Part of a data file
▽

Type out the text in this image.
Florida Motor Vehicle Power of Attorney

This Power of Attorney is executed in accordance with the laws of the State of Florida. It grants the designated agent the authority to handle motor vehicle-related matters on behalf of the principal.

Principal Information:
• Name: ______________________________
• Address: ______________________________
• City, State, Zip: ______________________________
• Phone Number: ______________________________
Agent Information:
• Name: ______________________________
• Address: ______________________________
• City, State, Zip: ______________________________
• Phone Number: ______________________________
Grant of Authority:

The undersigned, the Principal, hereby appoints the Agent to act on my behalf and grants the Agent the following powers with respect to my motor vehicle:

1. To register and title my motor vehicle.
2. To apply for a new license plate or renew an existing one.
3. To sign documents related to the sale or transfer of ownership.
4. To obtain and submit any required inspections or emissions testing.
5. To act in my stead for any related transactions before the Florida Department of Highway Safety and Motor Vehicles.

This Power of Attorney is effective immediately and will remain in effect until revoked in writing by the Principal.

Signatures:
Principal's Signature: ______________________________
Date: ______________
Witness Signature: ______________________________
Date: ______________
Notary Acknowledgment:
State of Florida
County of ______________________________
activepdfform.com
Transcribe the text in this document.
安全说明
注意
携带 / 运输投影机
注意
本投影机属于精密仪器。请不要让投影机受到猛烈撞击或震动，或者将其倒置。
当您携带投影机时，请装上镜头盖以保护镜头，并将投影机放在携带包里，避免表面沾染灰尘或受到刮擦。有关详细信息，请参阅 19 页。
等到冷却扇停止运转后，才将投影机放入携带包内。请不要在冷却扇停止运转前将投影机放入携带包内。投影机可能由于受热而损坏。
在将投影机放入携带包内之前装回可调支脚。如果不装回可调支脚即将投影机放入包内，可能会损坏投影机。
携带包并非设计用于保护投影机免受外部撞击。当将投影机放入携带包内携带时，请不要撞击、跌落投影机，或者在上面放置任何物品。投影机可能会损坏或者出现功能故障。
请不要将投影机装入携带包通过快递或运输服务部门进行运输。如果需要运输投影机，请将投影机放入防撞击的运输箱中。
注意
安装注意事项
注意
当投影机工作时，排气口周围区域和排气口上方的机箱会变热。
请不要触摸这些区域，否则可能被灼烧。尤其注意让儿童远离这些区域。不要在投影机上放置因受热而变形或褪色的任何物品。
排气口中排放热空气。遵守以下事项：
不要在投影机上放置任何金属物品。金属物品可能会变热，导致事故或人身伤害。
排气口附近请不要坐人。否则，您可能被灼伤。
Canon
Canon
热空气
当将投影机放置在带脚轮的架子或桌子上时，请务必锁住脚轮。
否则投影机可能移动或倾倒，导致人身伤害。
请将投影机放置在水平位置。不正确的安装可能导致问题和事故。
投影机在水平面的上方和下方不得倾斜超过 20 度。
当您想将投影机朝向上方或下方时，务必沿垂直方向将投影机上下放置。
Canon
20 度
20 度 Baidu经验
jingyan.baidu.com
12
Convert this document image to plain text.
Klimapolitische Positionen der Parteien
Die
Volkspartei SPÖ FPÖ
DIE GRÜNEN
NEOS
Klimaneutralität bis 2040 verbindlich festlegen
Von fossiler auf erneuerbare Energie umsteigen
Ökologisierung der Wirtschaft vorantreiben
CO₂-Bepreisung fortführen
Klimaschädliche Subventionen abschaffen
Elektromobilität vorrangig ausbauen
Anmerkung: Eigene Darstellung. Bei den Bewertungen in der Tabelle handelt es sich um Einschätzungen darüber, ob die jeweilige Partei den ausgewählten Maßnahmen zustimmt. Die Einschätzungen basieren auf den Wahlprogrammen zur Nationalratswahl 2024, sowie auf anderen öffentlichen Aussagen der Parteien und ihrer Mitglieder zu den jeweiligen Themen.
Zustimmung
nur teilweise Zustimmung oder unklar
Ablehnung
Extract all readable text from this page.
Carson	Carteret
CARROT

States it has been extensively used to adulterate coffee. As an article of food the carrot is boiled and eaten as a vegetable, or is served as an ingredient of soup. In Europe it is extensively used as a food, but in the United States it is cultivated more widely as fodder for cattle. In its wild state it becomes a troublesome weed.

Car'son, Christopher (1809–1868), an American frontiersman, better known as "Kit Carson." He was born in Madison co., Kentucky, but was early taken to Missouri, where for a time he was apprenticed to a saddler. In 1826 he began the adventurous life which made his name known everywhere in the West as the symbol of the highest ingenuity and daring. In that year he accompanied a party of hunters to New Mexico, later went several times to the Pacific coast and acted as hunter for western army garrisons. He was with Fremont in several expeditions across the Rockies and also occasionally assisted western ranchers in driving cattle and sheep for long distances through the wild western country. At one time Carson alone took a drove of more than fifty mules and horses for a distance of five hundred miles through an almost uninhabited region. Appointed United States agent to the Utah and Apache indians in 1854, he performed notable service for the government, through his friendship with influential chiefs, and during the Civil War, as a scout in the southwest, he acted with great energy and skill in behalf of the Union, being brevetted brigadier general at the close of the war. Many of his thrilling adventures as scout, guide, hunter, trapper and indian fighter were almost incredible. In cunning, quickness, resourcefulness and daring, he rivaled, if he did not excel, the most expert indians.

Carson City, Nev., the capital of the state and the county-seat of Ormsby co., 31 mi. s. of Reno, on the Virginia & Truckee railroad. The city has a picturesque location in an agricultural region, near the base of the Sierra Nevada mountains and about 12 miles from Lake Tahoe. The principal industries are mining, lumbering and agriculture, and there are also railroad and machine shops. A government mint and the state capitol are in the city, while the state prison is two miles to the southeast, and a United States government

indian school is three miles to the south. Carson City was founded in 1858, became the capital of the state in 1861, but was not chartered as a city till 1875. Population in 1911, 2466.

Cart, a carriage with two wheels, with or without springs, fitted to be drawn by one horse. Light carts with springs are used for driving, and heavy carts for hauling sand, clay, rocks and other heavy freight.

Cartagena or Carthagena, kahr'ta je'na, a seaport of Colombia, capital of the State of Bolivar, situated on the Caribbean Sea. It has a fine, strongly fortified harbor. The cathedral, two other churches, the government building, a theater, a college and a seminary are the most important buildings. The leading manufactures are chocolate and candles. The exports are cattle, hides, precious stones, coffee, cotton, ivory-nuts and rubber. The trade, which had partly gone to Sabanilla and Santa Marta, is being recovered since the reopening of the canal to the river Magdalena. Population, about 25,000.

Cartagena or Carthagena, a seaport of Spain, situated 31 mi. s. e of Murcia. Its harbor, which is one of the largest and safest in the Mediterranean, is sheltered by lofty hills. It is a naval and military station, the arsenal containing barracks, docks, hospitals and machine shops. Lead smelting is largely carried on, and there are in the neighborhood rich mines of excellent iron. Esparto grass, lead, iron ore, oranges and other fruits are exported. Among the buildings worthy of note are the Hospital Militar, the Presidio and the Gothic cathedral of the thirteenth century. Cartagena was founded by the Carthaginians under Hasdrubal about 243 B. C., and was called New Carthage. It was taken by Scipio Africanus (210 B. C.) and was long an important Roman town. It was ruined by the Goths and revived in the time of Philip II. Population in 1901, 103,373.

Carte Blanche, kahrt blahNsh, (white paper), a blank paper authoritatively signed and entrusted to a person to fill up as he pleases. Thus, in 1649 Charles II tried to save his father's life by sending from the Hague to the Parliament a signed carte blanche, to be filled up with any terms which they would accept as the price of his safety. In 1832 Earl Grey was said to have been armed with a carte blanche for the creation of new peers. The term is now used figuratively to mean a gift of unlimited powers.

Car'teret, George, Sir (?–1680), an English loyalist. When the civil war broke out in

△

* _Stated goal_
Extract the data exactly as given.

* _Task response_
Type out the text in this image.
Florida Motor Vehicle Power of Attorney

This Power of Attorney is executed in accordance with the laws of the State of Florida. It grants the designated agent the authority to handle motor vehicle-related matters on behalf of the principal.

Principal Information:
• Name: ______________________________
• Address: ______________________________
• City, State, Zip: ______________________________
• Phone Number: ______________________________
Agent Information:
• Name: ______________________________
• Address: ______________________________
• City, State, Zip: ______________________________
• Phone Number: ______________________________
Grant of Authority:

The undersigned, the Principal, hereby appoints the Agent to act on my behalf and grants the Agent the following powers with respect to my motor vehicle:

1. To register and title my motor vehicle.
2. To apply for a new license plate or renew an existing one.
3. To sign documents related to the sale or transfer of ownership.
4. To obtain and submit any required inspections or emissions testing.
5. To act in my stead for any related transactions before the Florida Department of Highway Safety and Motor Vehicles.

This Power of Attorney is effective immediately and will remain in effect until revoked in writing by the Principal.

Signatures:
Principal's Signature: ______________________________
Date: ______________
Witness Signature: ______________________________
Date: ______________
Notary Acknowledgment:
State of Florida
County of ______________________________
activepdfform.com
Transcribe the text in this document.
安全说明
注意
携带 / 运输投影机
注意
本投影机属于精密仪器。请不要让投影机受到猛烈撞击或震动，或者将其倒置。
当您携带投影机时，请装上镜头盖以保护镜头，并将投影机放在携带包里，避免表面沾染灰尘或受到刮擦。有关详细信息，请参阅 19 页。
等到冷却扇停止运转后，才将投影机放入携带包内。请不要在冷却扇停止运转前将投影机放入携带包内。投影机可能由于受热而损坏。
在将投影机放入携带包内之前装回可调支脚。如果不装回可调支脚即将投影机放入包内，可能会损坏投影机。
携带包并非设计用于保护投影机免受外部撞击。当将投影机放入携带包内携带时，请不要撞击、跌落投影机，或者在上面放置任何物品。投影机可能会损坏或者出现功能故障。
请不要将投影机装入携带包通过快递或运输服务部门进行运输。如果需要运输投影机，请将投影机放入防撞击的运输箱中。
注意
安装注意事项
注意
当投影机工作时，排气口周围区域和排气口上方的机箱会变热。
请不要触摸这些区域，否则可能被灼烧。尤其注意让儿童远离这些区域。不要在投影机上放置因受热而变形或褪色的任何物品。
排气口中排放热空气。遵守以下事项：
不要在投影机上放置任何金属物品。金属物品可能会变热，导致事故或人身伤害。
排气口附近请不要坐人。否则，您可能被灼伤。
Canon
Canon
热空气
当将投影机放置在带脚轮的架子或桌子上时，请务必锁住脚轮。
否则投影机可能移动或倾倒，导致人身伤害。
请将投影机放置在水平位置。不正确的安装可能导致问题和事故。
投影机在水平面的上方和下方不得倾斜超过 20 度。
当您想将投影机朝向上方或下方时，务必沿垂直方向将投影机上下放置。
Canon
20 度
20 度 Baidu经验
jingyan.baidu.com
12
Convert this document image to plain text.
Klimapolitische Positionen der Parteien
Die
Volkspartei SPÖ FPÖ
DIE GRÜNEN
NEOS
Klimaneutralität bis 2040 verbindlich festlegen
Von fossiler auf erneuerbare Energie umsteigen
Ökologisierung der Wirtschaft vorantreiben
CO₂-Bepreisung fortführen
Klimaschädliche Subventionen abschaffen
Elektromobilität vorrangig ausbauen
Anmerkung: Eigene Darstellung. Bei den Bewertungen in der Tabelle handelt es sich um Einschätzungen darüber, ob die jeweilige Partei den ausgewählten Maßnahmen zustimmt. Die Einschätzungen basieren auf den Wahlprogrammen zur Nationalratswahl 2024, sowie auf anderen öffentlichen Aussagen der Parteien und ihrer Mitglieder zu den jeweiligen Themen.
Zustimmung
nur teilweise Zustimmung oder unklar
Ablehnung
Extract all readable text from this page.
Carson	Carteret
CARROT

States it has been extensively used to adulterate coffee. As an article of food the carrot is boiled and eaten as a vegetable, or is served as an ingredient of soup. In Europe it is extensively used as a food, but in the United States it is cultivated more widely as fodder for cattle. In its wild state it becomes a troublesome weed.

Car'son, Christopher (1809–1868), an American frontiersman, better known as "Kit Carson." He was born in Madison co., Kentucky, but was early taken to Missouri, where for a time he was apprenticed to a saddler. In 1826 he began the adventurous life which made his name known everywhere in the West as the symbol of the highest ingenuity and daring. In that year he accompanied a party of hunters to New Mexico, later went several times to the Pacific coast and acted as hunter for western army garrisons. He was with Fremont in several expeditions across the Rockies and also occasionally assisted western ranchers in driving cattle and sheep for long distances through the wild western country. At one time Carson alone took a drove of more than fifty mules and horses for a distance of five hundred miles through an almost uninhabited region. Appointed United States agent to the Utah and Apache indians in 1854, he performed notable service for the government, through his friendship with influential chiefs, and during the Civil War, as a scout in the southwest, he acted with great energy and skill in behalf of the Union, being brevetted brigadier general at the close of the war. Many of his thrilling adventures as scout, guide, hunter, trapper and indian fighter were almost incredible. In cunning, quickness, resourcefulness and daring, he rivaled, if he did not excel, the most expert indians.

Carson City, Nev., the capital of the state and the county-seat of Ormsby co., 31 mi. s. of Reno, on the Virginia & Truckee railroad. The city has a picturesque location in an agricultural region, near the base of the Sierra Nevada mountains and about 12 miles from Lake Tahoe. The principal industries are mining, lumbering and agriculture, and there are also railroad and machine shops. A government mint and the state capitol are in the city, while the state prison is two miles to the southeast, and a United States government

indian school is three miles to the south. Carson City was founded in 1858, became the capital of the state in 1861, but was not chartered as a city till 1875. Population in 1911, 2466.

Cart, a carriage with two wheels, with or without springs, fitted to be drawn by one horse. Light carts with springs are used for driving, and heavy carts for hauling sand, clay, rocks and other heavy freight.

Cartagena or Carthagena, kahr'ta je'na, a seaport of Colombia, capital of the State of Bolivar, situated on the Caribbean Sea. It has a fine, strongly fortified harbor. The cathedral, two other churches, the government building, a theater, a college and a seminary are the most important buildings. The leading manufactures are chocolate and candles. The exports are cattle, hides, precious stones, coffee, cotton, ivory-nuts and rubber. The trade, which had partly gone to Sabanilla and Santa Marta, is being recovered since the reopening of the canal to the river Magdalena. Population, about 25,000.

Cartagena or Carthagena, a seaport of Spain, situated 31 mi. s. e of Murcia. Its harbor, which is one of the largest and safest in the Mediterranean, is sheltered by lofty hills. It is a naval and military station, the arsenal containing barracks, docks, hospitals and machine shops. Lead smelting is largely carried on, and there are in the neighborhood rich mines of excellent iron. Esparto grass, lead, iron ore, oranges and other fruits are exported. Among the buildings worthy of note are the Hospital Militar, the Presidio and the Gothic cathedral of the thirteenth century. Cartagena was founded by the Carthaginians under Hasdrubal about 243 B. C., and was called New Carthage. It was taken by Scipio Africanus (210 B. C.) and was long an important Roman town. It was ruined by the Goths and revived in the time of Philip II. Population in 1901, 103,373.

Carte Blanche, kahrt blahNsh, (white paper), a blank paper authoritatively signed and entrusted to a person to fill up as he pleases. Thus, in 1649 Charles II tried to save his father's life by sending from the Hague to the Parliament a signed carte blanche, to be filled up with any terms which they would accept as the price of his safety. In 1832 Earl Grey was said to have been armed with a carte blanche for the creation of new peers. The term is now used figuratively to mean a gift of unlimited powers.

Car'teret, George, Sir (?–1680), an English loyalist. When the civil war broke out in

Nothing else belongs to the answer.